• WHAT THE TASK REQUIRES: Output the material below unchanged, apart from leaving out the pictures.

• RECORDS PROVIDED:
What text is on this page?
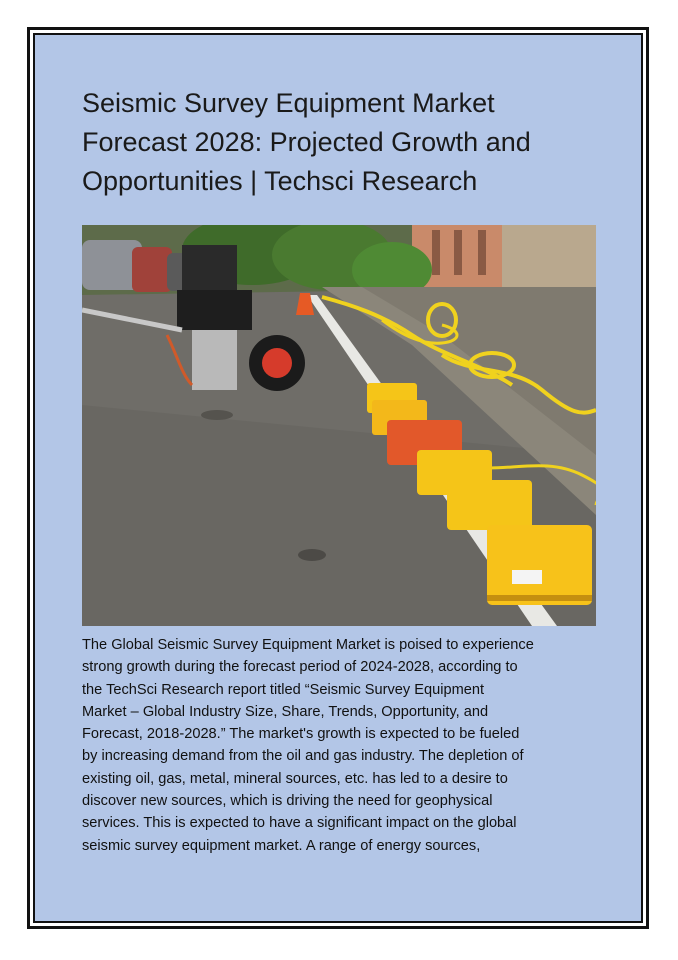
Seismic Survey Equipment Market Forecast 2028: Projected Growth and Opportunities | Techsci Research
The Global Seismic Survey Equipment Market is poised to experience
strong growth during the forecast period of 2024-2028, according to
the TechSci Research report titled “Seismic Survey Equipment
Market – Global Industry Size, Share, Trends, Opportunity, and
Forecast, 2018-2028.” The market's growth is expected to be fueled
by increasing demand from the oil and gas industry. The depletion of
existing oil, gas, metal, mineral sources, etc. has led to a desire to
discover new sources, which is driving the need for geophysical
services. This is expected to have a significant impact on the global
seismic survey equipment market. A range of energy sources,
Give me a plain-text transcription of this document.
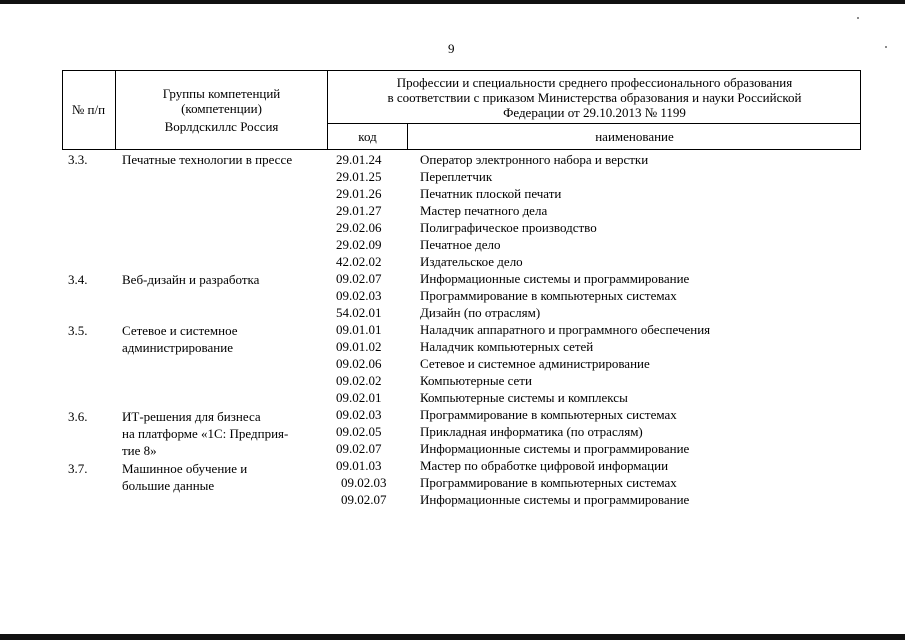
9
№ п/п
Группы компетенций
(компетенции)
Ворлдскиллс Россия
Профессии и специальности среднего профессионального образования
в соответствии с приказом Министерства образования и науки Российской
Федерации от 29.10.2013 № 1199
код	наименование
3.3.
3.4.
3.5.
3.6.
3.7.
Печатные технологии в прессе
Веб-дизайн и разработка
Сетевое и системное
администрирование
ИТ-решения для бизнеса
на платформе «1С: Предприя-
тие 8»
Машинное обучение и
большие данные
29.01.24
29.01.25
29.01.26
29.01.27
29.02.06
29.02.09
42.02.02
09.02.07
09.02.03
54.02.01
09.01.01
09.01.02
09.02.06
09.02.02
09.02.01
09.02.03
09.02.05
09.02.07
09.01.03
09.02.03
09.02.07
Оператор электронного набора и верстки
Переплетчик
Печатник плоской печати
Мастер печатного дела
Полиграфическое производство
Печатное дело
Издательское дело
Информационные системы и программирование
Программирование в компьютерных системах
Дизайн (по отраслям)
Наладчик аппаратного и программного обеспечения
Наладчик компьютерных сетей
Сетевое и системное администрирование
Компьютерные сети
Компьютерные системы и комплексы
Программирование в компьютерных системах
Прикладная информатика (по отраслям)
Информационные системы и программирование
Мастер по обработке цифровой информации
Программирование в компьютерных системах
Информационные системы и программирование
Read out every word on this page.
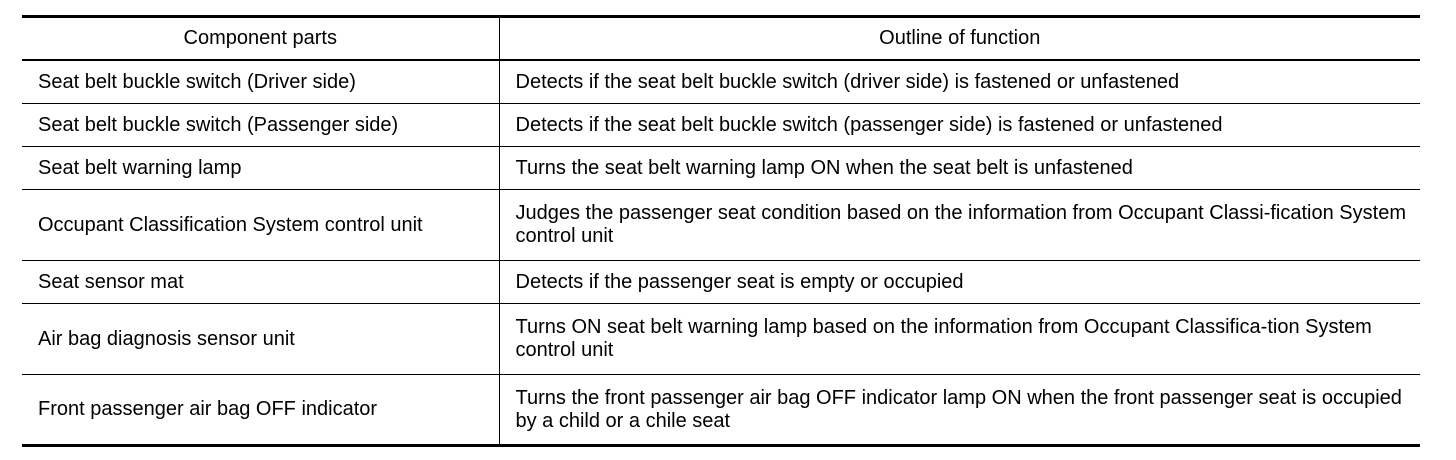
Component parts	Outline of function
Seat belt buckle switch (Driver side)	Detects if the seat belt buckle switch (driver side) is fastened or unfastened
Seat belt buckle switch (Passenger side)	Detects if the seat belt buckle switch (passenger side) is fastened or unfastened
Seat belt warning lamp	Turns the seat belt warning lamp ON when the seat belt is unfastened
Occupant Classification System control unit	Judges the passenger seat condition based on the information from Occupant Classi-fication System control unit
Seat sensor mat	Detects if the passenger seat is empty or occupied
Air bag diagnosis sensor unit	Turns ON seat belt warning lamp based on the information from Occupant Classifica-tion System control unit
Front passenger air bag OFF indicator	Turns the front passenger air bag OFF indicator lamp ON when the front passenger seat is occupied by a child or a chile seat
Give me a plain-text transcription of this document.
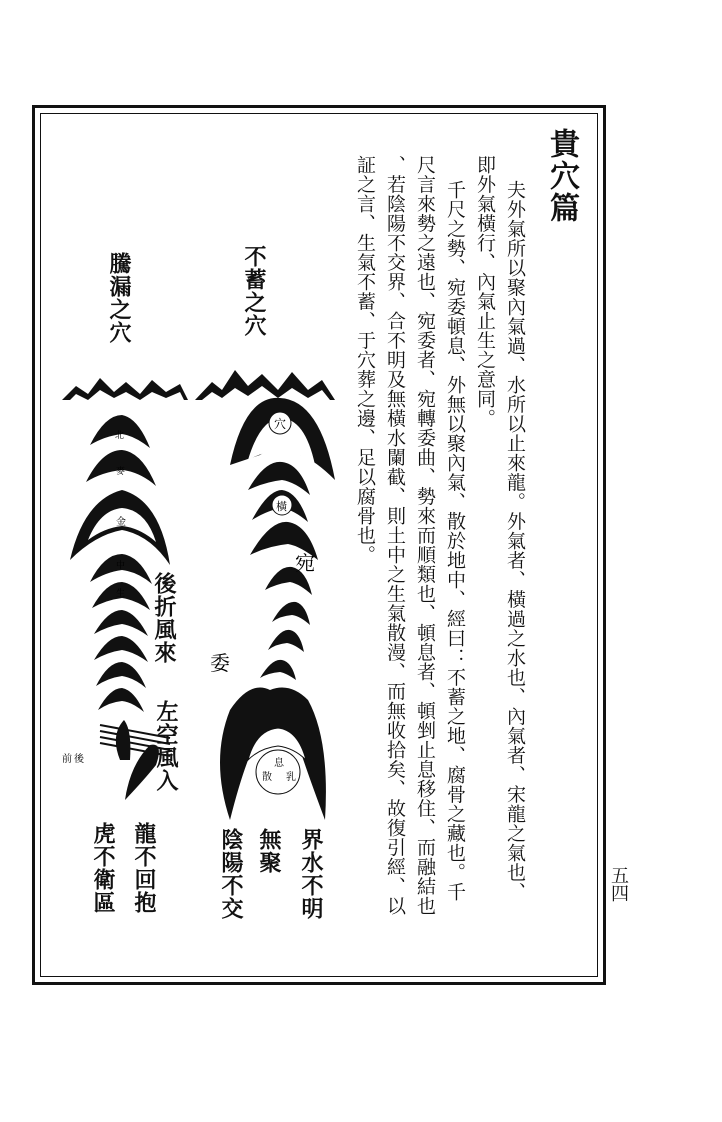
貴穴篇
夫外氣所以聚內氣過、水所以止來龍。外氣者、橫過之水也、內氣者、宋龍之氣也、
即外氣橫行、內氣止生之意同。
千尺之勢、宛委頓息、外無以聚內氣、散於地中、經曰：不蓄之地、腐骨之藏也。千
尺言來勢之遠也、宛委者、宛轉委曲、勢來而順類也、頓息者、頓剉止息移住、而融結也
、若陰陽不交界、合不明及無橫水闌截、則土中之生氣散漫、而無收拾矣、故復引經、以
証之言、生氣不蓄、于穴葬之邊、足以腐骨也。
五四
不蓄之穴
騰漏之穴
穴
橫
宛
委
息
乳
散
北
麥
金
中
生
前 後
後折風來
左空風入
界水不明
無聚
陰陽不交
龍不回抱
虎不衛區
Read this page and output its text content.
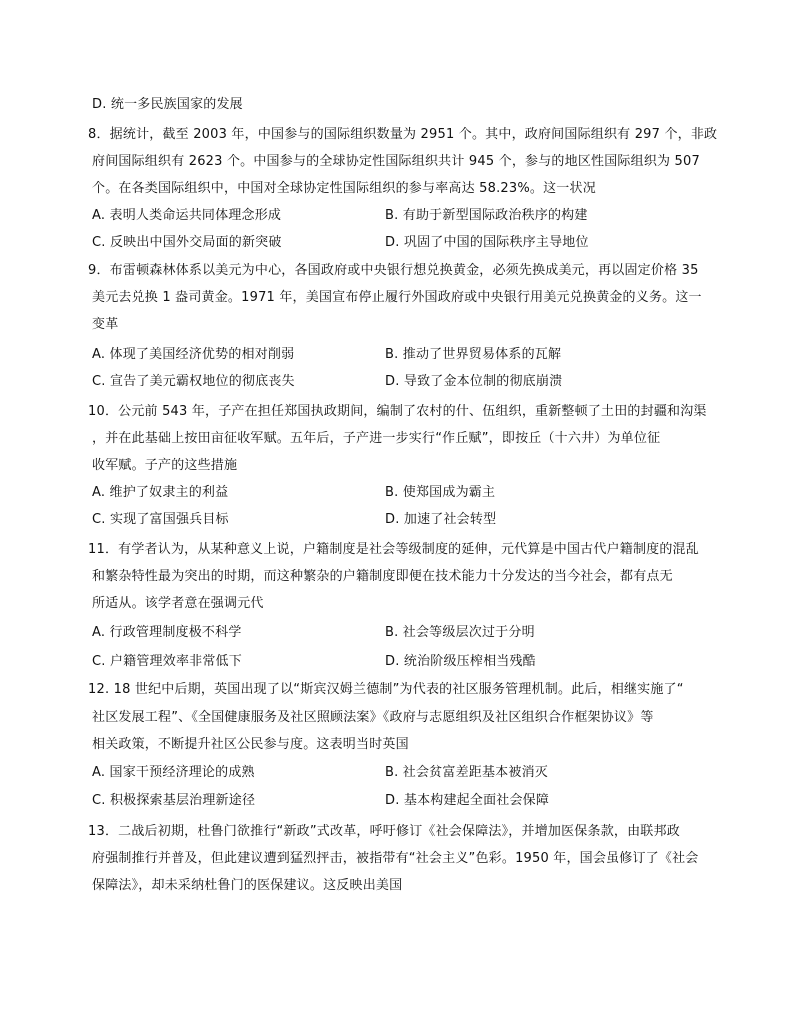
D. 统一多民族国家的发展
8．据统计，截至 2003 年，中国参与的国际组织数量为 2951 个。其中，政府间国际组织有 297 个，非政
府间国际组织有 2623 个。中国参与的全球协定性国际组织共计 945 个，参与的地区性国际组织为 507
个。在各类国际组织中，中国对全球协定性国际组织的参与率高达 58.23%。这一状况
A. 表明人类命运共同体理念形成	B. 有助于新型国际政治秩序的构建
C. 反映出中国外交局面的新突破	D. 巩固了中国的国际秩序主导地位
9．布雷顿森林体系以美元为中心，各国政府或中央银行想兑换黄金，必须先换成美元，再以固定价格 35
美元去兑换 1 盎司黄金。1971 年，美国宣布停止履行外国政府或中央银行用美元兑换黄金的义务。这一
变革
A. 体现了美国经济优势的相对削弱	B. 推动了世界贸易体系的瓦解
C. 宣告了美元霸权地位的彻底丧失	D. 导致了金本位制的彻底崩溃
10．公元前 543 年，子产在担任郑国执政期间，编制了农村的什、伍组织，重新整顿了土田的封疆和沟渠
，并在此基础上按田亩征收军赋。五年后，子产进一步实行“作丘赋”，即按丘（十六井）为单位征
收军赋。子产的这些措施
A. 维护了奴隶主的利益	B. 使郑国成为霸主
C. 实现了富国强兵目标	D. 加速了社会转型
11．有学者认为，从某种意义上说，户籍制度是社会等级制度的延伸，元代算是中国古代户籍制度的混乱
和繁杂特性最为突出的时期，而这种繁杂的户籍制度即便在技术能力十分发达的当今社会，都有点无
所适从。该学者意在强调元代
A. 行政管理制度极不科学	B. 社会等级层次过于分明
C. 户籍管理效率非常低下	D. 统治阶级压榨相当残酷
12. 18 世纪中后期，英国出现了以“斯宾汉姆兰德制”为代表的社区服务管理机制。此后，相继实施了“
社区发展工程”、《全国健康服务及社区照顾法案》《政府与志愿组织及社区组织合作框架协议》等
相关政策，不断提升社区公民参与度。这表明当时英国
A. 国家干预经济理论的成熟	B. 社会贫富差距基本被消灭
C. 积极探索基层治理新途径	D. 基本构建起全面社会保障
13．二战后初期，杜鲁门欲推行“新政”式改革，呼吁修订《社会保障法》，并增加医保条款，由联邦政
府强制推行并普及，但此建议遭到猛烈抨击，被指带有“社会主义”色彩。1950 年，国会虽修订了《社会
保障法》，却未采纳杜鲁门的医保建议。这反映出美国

• RESPONSE:
What text is on this page?
Seismic Survey Equipment Market Forecast 2028: Projected Growth and Opportunities | Techsci Research
The Global Seismic Survey Equipment Market is poised to experience
strong growth during the forecast period of 2024-2028, according to
the TechSci Research report titled “Seismic Survey Equipment
Market – Global Industry Size, Share, Trends, Opportunity, and
Forecast, 2018-2028.” The market's growth is expected to be fueled
by increasing demand from the oil and gas industry. The depletion of
existing oil, gas, metal, mineral sources, etc. has led to a desire to
discover new sources, which is driving the need for geophysical
services. This is expected to have a significant impact on the global
seismic survey equipment market. A range of energy sources,
Give me a plain-text transcription of this document.
9
№ п/п
Группы компетенций
(компетенции)
Ворлдскиллс Россия
Профессии и специальности среднего профессионального образования
в соответствии с приказом Министерства образования и науки Российской
Федерации от 29.10.2013 № 1199
код	наименование
3.3.
3.4.
3.5.
3.6.
3.7.
Печатные технологии в прессе
Веб-дизайн и разработка
Сетевое и системное
администрирование
ИТ-решения для бизнеса
на платформе «1С: Предприя-
тие 8»
Машинное обучение и
большие данные
29.01.24
29.01.25
29.01.26
29.01.27
29.02.06
29.02.09
42.02.02
09.02.07
09.02.03
54.02.01
09.01.01
09.01.02
09.02.06
09.02.02
09.02.01
09.02.03
09.02.05
09.02.07
09.01.03
09.02.03
09.02.07
Оператор электронного набора и верстки
Переплетчик
Печатник плоской печати
Мастер печатного дела
Полиграфическое производство
Печатное дело
Издательское дело
Информационные системы и программирование
Программирование в компьютерных системах
Дизайн (по отраслям)
Наладчик аппаратного и программного обеспечения
Наладчик компьютерных сетей
Сетевое и системное администрирование
Компьютерные сети
Компьютерные системы и комплексы
Программирование в компьютерных системах
Прикладная информатика (по отраслям)
Информационные системы и программирование
Мастер по обработке цифровой информации
Программирование в компьютерных системах
Информационные системы и программирование
Read out every word on this page.
Component parts	Outline of function
Seat belt buckle switch (Driver side)	Detects if the seat belt buckle switch (driver side) is fastened or unfastened
Seat belt buckle switch (Passenger side)	Detects if the seat belt buckle switch (passenger side) is fastened or unfastened
Seat belt warning lamp	Turns the seat belt warning lamp ON when the seat belt is unfastened
Occupant Classification System control unit	Judges the passenger seat condition based on the information from Occupant Classi-fication System control unit
Seat sensor mat	Detects if the passenger seat is empty or occupied
Air bag diagnosis sensor unit	Turns ON seat belt warning lamp based on the information from Occupant Classifica-tion System control unit
Front passenger air bag OFF indicator	Turns the front passenger air bag OFF indicator lamp ON when the front passenger seat is occupied by a child or a chile seat
Give me a plain-text transcription of this document.
貴穴篇
夫外氣所以聚內氣過、水所以止來龍。外氣者、橫過之水也、內氣者、宋龍之氣也、
即外氣橫行、內氣止生之意同。
千尺之勢、宛委頓息、外無以聚內氣、散於地中、經曰：不蓄之地、腐骨之藏也。千
尺言來勢之遠也、宛委者、宛轉委曲、勢來而順類也、頓息者、頓剉止息移住、而融結也
、若陰陽不交界、合不明及無橫水闌截、則土中之生氣散漫、而無收拾矣、故復引經、以
証之言、生氣不蓄、于穴葬之邊、足以腐骨也。
五四
不蓄之穴
騰漏之穴
穴
橫
宛
委
息
乳
散
北
麥
金
中
生
前 後
後折風來
左空風入
界水不明
無聚
陰陽不交
龍不回抱
虎不衛區
Read this page and output its text content.
D. 统一多民族国家的发展
8．据统计，截至 2003 年，中国参与的国际组织数量为 2951 个。其中，政府间国际组织有 297 个，非政
府间国际组织有 2623 个。中国参与的全球协定性国际组织共计 945 个，参与的地区性国际组织为 507
个。在各类国际组织中，中国对全球协定性国际组织的参与率高达 58.23%。这一状况
A. 表明人类命运共同体理念形成	B. 有助于新型国际政治秩序的构建
C. 反映出中国外交局面的新突破	D. 巩固了中国的国际秩序主导地位
9．布雷顿森林体系以美元为中心，各国政府或中央银行想兑换黄金，必须先换成美元，再以固定价格 35
美元去兑换 1 盎司黄金。1971 年，美国宣布停止履行外国政府或中央银行用美元兑换黄金的义务。这一
变革
A. 体现了美国经济优势的相对削弱	B. 推动了世界贸易体系的瓦解
C. 宣告了美元霸权地位的彻底丧失	D. 导致了金本位制的彻底崩溃
10．公元前 543 年，子产在担任郑国执政期间，编制了农村的什、伍组织，重新整顿了土田的封疆和沟渠
，并在此基础上按田亩征收军赋。五年后，子产进一步实行“作丘赋”，即按丘（十六井）为单位征
收军赋。子产的这些措施
A. 维护了奴隶主的利益	B. 使郑国成为霸主
C. 实现了富国强兵目标	D. 加速了社会转型
11．有学者认为，从某种意义上说，户籍制度是社会等级制度的延伸，元代算是中国古代户籍制度的混乱
和繁杂特性最为突出的时期，而这种繁杂的户籍制度即便在技术能力十分发达的当今社会，都有点无
所适从。该学者意在强调元代
A. 行政管理制度极不科学	B. 社会等级层次过于分明
C. 户籍管理效率非常低下	D. 统治阶级压榨相当残酷
12. 18 世纪中后期，英国出现了以“斯宾汉姆兰德制”为代表的社区服务管理机制。此后，相继实施了“
社区发展工程”、《全国健康服务及社区照顾法案》《政府与志愿组织及社区组织合作框架协议》等
相关政策，不断提升社区公民参与度。这表明当时英国
A. 国家干预经济理论的成熟	B. 社会贫富差距基本被消灭
C. 积极探索基层治理新途径	D. 基本构建起全面社会保障
13．二战后初期，杜鲁门欲推行“新政”式改革，呼吁修订《社会保障法》，并增加医保条款，由联邦政
府强制推行并普及，但此建议遭到猛烈抨击，被指带有“社会主义”色彩。1950 年，国会虽修订了《社会
保障法》，却未采纳杜鲁门的医保建议。这反映出美国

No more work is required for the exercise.